Required work:
Search the listing below for the string "receiving" and copy every line where it occurs.

Data records
— Begin —
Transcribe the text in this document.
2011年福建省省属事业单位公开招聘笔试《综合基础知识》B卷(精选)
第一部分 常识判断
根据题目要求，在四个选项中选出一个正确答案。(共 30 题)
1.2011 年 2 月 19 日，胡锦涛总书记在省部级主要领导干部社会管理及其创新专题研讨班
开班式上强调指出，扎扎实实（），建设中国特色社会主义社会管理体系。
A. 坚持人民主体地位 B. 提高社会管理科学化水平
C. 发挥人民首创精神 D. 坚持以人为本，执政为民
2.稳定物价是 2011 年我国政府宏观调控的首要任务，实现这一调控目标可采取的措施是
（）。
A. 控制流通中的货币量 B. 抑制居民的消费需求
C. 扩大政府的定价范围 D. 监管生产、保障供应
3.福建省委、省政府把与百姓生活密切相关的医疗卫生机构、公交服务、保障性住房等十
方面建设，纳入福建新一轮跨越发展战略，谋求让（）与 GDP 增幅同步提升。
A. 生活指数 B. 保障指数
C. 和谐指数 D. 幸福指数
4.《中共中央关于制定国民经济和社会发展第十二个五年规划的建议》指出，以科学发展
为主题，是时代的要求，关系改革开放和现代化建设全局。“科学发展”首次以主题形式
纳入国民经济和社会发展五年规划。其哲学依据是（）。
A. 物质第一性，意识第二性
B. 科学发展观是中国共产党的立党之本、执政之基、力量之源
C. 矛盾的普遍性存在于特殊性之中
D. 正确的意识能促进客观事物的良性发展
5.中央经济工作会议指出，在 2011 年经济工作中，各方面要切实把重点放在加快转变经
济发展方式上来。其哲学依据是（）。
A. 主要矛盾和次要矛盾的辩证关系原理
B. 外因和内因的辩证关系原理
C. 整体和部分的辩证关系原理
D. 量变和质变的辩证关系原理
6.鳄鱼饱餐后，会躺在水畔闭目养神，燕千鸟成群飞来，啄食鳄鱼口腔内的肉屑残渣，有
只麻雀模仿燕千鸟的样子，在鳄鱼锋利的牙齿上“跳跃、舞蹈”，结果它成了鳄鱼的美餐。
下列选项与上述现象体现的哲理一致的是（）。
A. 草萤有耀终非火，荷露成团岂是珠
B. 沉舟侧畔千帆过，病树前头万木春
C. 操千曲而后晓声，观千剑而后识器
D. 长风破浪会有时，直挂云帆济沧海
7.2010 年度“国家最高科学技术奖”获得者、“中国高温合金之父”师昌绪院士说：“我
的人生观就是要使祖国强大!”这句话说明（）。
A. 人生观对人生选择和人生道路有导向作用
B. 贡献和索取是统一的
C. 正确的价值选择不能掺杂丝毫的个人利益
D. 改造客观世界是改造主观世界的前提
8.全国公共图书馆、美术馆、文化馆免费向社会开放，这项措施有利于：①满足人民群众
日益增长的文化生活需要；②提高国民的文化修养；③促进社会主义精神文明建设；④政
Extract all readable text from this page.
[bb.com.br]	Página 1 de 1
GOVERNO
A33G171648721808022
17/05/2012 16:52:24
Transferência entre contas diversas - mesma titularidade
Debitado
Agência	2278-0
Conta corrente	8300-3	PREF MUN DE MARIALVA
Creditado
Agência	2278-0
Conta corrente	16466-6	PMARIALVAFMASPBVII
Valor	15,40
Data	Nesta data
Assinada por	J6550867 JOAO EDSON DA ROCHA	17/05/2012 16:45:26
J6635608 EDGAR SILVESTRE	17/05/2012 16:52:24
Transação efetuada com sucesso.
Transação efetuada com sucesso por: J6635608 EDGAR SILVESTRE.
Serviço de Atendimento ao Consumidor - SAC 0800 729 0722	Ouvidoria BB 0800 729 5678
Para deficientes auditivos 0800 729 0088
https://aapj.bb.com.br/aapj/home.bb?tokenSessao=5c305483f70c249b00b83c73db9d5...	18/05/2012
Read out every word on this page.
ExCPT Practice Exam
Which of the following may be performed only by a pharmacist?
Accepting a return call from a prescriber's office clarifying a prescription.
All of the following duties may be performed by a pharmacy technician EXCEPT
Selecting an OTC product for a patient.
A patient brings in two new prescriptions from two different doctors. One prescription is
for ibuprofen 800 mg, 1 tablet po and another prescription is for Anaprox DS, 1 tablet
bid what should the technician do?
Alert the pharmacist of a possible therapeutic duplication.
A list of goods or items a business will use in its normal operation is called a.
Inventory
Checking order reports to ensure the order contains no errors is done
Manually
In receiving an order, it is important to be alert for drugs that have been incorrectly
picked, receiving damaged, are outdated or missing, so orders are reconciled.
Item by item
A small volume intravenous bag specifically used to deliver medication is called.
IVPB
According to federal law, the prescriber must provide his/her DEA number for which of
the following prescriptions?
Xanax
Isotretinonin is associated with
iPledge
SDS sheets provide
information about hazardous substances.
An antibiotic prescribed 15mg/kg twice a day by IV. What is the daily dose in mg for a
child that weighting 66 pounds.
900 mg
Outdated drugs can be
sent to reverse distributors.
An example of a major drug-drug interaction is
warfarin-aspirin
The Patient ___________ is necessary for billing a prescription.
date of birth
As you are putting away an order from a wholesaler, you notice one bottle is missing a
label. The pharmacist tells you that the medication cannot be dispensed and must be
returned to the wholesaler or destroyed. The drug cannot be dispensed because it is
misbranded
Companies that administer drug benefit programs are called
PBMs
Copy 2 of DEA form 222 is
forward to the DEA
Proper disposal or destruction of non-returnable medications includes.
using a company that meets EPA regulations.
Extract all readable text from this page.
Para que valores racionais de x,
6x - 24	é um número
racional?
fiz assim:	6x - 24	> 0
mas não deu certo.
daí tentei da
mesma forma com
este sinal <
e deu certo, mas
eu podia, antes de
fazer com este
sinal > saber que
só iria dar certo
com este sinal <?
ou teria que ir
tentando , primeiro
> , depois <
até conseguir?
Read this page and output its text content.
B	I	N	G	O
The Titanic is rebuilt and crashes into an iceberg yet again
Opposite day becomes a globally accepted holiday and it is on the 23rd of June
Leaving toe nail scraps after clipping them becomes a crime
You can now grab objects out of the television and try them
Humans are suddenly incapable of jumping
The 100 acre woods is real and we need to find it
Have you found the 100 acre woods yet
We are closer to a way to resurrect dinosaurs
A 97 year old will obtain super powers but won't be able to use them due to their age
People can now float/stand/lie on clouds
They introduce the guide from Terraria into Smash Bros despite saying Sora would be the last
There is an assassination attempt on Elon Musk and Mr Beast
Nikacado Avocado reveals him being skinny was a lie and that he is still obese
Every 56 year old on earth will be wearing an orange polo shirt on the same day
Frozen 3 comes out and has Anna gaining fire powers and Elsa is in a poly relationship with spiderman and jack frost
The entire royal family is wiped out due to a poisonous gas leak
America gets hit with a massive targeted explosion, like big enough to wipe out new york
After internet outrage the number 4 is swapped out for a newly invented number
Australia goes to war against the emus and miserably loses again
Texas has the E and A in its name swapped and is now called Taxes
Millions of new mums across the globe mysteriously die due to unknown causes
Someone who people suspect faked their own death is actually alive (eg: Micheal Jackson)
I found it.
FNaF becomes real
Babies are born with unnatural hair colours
— End —
Exercise output:
In receiving an order, it is important to be alert for drugs that have been incorrectly
picked, receiving damaged, are outdated or missing, so orders are reconciled.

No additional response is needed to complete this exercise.